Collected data
--- Begin ---

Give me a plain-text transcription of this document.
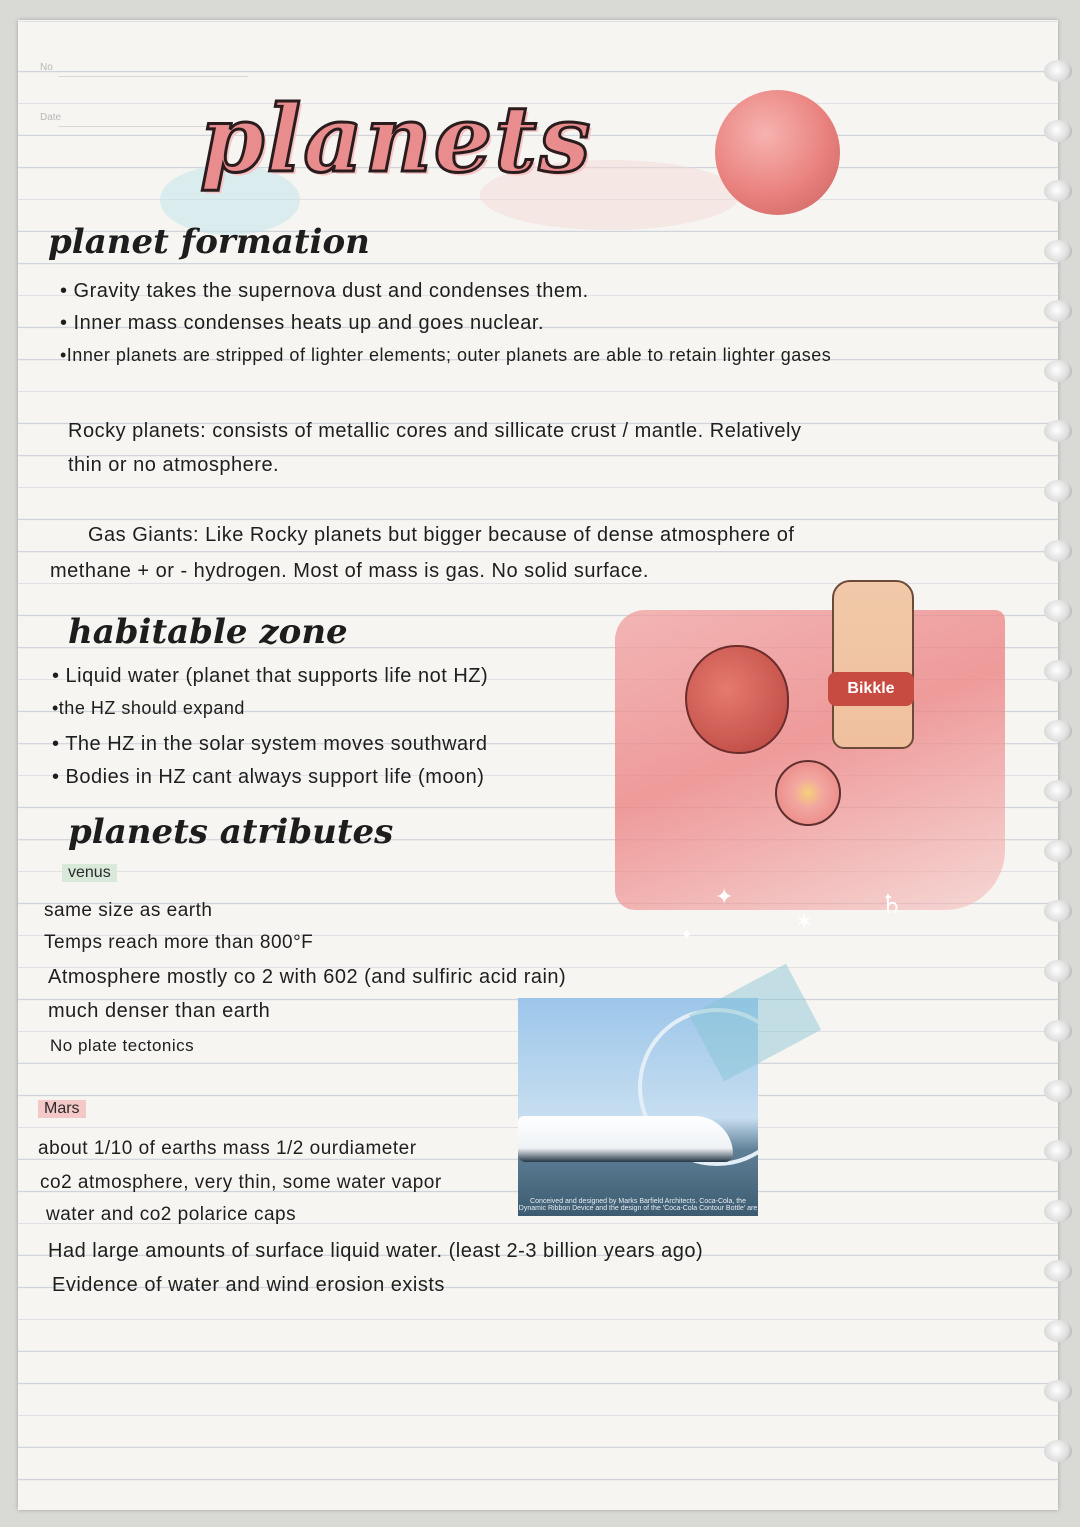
No
Date planets
planet formation
• Gravity takes the supernova dust and condenses them.
• Inner mass condenses heats up and goes nuclear.
•Inner planets are stripped of lighter elements; outer planets are able to retain lighter gases
Rocky planets: consists of metallic cores and sillicate crust / mantle. Relatively
thin or no atmosphere.
Gas Giants: Like Rocky planets but bigger because of dense atmosphere of
methane + or - hydrogen. Most of mass is gas. No solid surface.
Bikkle
✦
✶
✦
♄
habitable zone
• Liquid water (planet that supports life not HZ)
•the HZ should expand
• The HZ in the solar system moves southward
• Bodies in HZ cant always support life (moon)
planets atributes
venus
same size as earth
Temps reach more than 800°F
Atmosphere mostly co 2 with 602 (and sulfiric acid rain)
much denser than earth
No plate tectonics
Mars
about 1/10 of earths mass 1/2 ourdiameter
co2 atmosphere, very thin, some water vapor
water and co2 polarice caps
Had large amounts of surface liquid water. (least 2-3 billion years ago)
Evidence of water and wind erosion exists
Conceived and designed by Marks Barfield Architects. Coca-Cola, the Dynamic Ribbon Device and the design of the 'Coca-Cola Contour Bottle' are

--- End ---

TASK PROMPT: Reproduce the listing above exactly, excluding all pictures.

EXPECTED OUTPUT:
Give me a plain-text transcription of this document.
No
Date planets
planet formation
• Gravity takes the supernova dust and condenses them.
• Inner mass condenses heats up and goes nuclear.
•Inner planets are stripped of lighter elements; outer planets are able to retain lighter gases
Rocky planets: consists of metallic cores and sillicate crust / mantle. Relatively
thin or no atmosphere.
Gas Giants: Like Rocky planets but bigger because of dense atmosphere of
methane + or - hydrogen. Most of mass is gas. No solid surface.
Bikkle
✦
✶
✦
♄
habitable zone
• Liquid water (planet that supports life not HZ)
•the HZ should expand
• The HZ in the solar system moves southward
• Bodies in HZ cant always support life (moon)
planets atributes
venus
same size as earth
Temps reach more than 800°F
Atmosphere mostly co 2 with 602 (and sulfiric acid rain)
much denser than earth
No plate tectonics
Mars
about 1/10 of earths mass 1/2 ourdiameter
co2 atmosphere, very thin, some water vapor
water and co2 polarice caps
Had large amounts of surface liquid water. (least 2-3 billion years ago)
Evidence of water and wind erosion exists
Conceived and designed by Marks Barfield Architects. Coca-Cola, the Dynamic Ribbon Device and the design of the 'Coca-Cola Contour Bottle' are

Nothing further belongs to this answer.